Output every entry exactly as given.

INFORMATION PROVIDED:
--

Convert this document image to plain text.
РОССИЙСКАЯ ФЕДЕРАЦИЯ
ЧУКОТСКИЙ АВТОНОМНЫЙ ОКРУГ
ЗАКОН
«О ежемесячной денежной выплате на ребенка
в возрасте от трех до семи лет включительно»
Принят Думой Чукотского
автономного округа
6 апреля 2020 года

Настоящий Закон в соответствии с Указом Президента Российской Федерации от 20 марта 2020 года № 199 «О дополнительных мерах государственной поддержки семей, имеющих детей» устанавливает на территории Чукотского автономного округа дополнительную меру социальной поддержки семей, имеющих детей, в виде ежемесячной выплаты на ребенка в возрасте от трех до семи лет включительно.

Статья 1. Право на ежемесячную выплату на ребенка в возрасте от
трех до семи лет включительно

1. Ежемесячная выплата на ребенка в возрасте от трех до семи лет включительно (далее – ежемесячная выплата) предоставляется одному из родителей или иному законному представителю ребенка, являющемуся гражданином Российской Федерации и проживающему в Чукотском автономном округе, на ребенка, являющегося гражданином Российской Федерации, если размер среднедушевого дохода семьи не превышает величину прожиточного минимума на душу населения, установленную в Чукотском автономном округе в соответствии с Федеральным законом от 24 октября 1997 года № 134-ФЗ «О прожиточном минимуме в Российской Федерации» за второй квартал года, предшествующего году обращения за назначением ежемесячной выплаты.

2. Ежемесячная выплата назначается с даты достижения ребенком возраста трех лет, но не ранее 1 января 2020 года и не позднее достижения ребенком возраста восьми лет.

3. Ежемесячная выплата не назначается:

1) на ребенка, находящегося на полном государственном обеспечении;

--

PROBLEM SOLUTION:
Convert this document image to plain text.
РОССИЙСКАЯ ФЕДЕРАЦИЯ
ЧУКОТСКИЙ АВТОНОМНЫЙ ОКРУГ
ЗАКОН
«О ежемесячной денежной выплате на ребенка
в возрасте от трех до семи лет включительно»
Принят Думой Чукотского
автономного округа
6 апреля 2020 года

Настоящий Закон в соответствии с Указом Президента Российской Федерации от 20 марта 2020 года № 199 «О дополнительных мерах государственной поддержки семей, имеющих детей» устанавливает на территории Чукотского автономного округа дополнительную меру социальной поддержки семей, имеющих детей, в виде ежемесячной выплаты на ребенка в возрасте от трех до семи лет включительно.

Статья 1. Право на ежемесячную выплату на ребенка в возрасте от
трех до семи лет включительно

1. Ежемесячная выплата на ребенка в возрасте от трех до семи лет включительно (далее – ежемесячная выплата) предоставляется одному из родителей или иному законному представителю ребенка, являющемуся гражданином Российской Федерации и проживающему в Чукотском автономном округе, на ребенка, являющегося гражданином Российской Федерации, если размер среднедушевого дохода семьи не превышает величину прожиточного минимума на душу населения, установленную в Чукотском автономном округе в соответствии с Федеральным законом от 24 октября 1997 года № 134-ФЗ «О прожиточном минимуме в Российской Федерации» за второй квартал года, предшествующего году обращения за назначением ежемесячной выплаты.

2. Ежемесячная выплата назначается с даты достижения ребенком возраста трех лет, но не ранее 1 января 2020 года и не позднее достижения ребенком возраста восьми лет.

3. Ежемесячная выплата не назначается:

1) на ребенка, находящегося на полном государственном обеспечении;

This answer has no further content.